EXERCISE AIM: Write out each line exactly as it stands, please.
* BEGIN GIVEN DATA *
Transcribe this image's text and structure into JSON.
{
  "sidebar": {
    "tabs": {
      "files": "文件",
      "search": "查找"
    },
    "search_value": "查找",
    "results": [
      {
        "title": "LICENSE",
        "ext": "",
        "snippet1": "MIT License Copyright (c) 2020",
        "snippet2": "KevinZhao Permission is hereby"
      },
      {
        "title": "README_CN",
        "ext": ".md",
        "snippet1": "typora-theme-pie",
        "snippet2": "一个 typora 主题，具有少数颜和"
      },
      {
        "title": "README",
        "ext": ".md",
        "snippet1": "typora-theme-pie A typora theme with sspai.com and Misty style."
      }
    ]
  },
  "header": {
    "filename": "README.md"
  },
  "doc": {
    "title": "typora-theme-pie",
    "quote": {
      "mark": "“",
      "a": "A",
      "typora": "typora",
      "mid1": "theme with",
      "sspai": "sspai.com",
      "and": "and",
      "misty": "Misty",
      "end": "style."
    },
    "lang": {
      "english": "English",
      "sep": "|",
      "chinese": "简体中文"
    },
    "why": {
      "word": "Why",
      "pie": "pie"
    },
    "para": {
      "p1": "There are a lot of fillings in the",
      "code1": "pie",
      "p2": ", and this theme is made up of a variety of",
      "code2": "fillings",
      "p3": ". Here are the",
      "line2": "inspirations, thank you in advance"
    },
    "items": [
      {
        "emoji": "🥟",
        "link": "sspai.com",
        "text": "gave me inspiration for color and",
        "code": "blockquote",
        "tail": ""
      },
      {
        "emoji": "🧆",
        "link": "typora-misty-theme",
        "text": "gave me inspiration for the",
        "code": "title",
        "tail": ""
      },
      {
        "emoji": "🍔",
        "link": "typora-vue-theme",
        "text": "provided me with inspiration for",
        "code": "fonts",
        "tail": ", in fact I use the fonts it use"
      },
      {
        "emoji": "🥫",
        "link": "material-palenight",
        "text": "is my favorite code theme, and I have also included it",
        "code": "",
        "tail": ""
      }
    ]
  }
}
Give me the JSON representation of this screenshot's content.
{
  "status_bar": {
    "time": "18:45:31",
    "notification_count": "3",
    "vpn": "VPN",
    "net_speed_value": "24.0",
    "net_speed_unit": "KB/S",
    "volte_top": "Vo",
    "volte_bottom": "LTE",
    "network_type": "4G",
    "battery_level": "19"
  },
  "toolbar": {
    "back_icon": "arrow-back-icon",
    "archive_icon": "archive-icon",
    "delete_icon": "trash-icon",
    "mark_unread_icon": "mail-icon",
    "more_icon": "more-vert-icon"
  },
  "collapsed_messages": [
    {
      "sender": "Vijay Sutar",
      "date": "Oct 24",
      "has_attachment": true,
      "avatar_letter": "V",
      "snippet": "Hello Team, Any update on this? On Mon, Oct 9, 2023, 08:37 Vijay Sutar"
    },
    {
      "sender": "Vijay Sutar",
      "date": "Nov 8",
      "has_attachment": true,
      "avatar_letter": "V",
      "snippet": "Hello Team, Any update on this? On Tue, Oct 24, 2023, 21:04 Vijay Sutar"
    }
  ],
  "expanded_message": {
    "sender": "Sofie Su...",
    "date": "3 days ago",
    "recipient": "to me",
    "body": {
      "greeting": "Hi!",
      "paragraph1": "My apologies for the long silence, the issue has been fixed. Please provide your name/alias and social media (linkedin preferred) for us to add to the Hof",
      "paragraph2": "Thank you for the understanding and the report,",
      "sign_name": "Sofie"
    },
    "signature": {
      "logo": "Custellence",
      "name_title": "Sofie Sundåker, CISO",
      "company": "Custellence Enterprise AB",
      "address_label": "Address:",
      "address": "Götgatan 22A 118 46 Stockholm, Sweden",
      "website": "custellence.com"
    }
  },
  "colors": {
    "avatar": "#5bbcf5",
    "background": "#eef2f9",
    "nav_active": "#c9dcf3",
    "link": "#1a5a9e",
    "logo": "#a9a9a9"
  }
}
* END GIVEN DATA *
ANSWER BELOW:
Transcribe this image's text and structure into JSON.
{
  "sidebar": {
    "tabs": {
      "files": "文件",
      "search": "查找"
    },
    "search_value": "查找",
    "results": [
      {
        "title": "LICENSE",
        "ext": "",
        "snippet1": "MIT License Copyright (c) 2020",
        "snippet2": "KevinZhao Permission is hereby"
      },
      {
        "title": "README_CN",
        "ext": ".md",
        "snippet1": "typora-theme-pie",
        "snippet2": "一个 typora 主题，具有少数颜和"
      },
      {
        "title": "README",
        "ext": ".md",
        "snippet1": "typora-theme-pie A typora theme with sspai.com and Misty style."
      }
    ]
  },
  "header": {
    "filename": "README.md"
  },
  "doc": {
    "title": "typora-theme-pie",
    "quote": {
      "mark": "“",
      "a": "A",
      "typora": "typora",
      "mid1": "theme with",
      "sspai": "sspai.com",
      "and": "and",
      "misty": "Misty",
      "end": "style."
    },
    "lang": {
      "english": "English",
      "sep": "|",
      "chinese": "简体中文"
    },
    "why": {
      "word": "Why",
      "pie": "pie"
    },
    "para": {
      "p1": "There are a lot of fillings in the",
      "code1": "pie",
      "p2": ", and this theme is made up of a variety of",
      "code2": "fillings",
      "p3": ". Here are the",
      "line2": "inspirations, thank you in advance"
    },
    "items": [
      {
        "emoji": "🥟",
        "link": "sspai.com",
        "text": "gave me inspiration for color and",
        "code": "blockquote",
        "tail": ""
      },
      {
        "emoji": "🧆",
        "link": "typora-misty-theme",
        "text": "gave me inspiration for the",
        "code": "title",
        "tail": ""
      },
      {
        "emoji": "🍔",
        "link": "typora-vue-theme",
        "text": "provided me with inspiration for",
        "code": "fonts",
        "tail": ", in fact I use the fonts it use"
      },
      {
        "emoji": "🥫",
        "link": "material-palenight",
        "text": "is my favorite code theme, and I have also included it",
        "code": "",
        "tail": ""
      }
    ]
  }
}
Give me the JSON representation of this screenshot's content.
{
  "status_bar": {
    "time": "18:45:31",
    "notification_count": "3",
    "vpn": "VPN",
    "net_speed_value": "24.0",
    "net_speed_unit": "KB/S",
    "volte_top": "Vo",
    "volte_bottom": "LTE",
    "network_type": "4G",
    "battery_level": "19"
  },
  "toolbar": {
    "back_icon": "arrow-back-icon",
    "archive_icon": "archive-icon",
    "delete_icon": "trash-icon",
    "mark_unread_icon": "mail-icon",
    "more_icon": "more-vert-icon"
  },
  "collapsed_messages": [
    {
      "sender": "Vijay Sutar",
      "date": "Oct 24",
      "has_attachment": true,
      "avatar_letter": "V",
      "snippet": "Hello Team, Any update on this? On Mon, Oct 9, 2023, 08:37 Vijay Sutar"
    },
    {
      "sender": "Vijay Sutar",
      "date": "Nov 8",
      "has_attachment": true,
      "avatar_letter": "V",
      "snippet": "Hello Team, Any update on this? On Tue, Oct 24, 2023, 21:04 Vijay Sutar"
    }
  ],
  "expanded_message": {
    "sender": "Sofie Su...",
    "date": "3 days ago",
    "recipient": "to me",
    "body": {
      "greeting": "Hi!",
      "paragraph1": "My apologies for the long silence, the issue has been fixed. Please provide your name/alias and social media (linkedin preferred) for us to add to the Hof",
      "paragraph2": "Thank you for the understanding and the report,",
      "sign_name": "Sofie"
    },
    "signature": {
      "logo": "Custellence",
      "name_title": "Sofie Sundåker, CISO",
      "company": "Custellence Enterprise AB",
      "address_label": "Address:",
      "address": "Götgatan 22A 118 46 Stockholm, Sweden",
      "website": "custellence.com"
    }
  },
  "colors": {
    "avatar": "#5bbcf5",
    "background": "#eef2f9",
    "nav_active": "#c9dcf3",
    "link": "#1a5a9e",
    "logo": "#a9a9a9"
  }
}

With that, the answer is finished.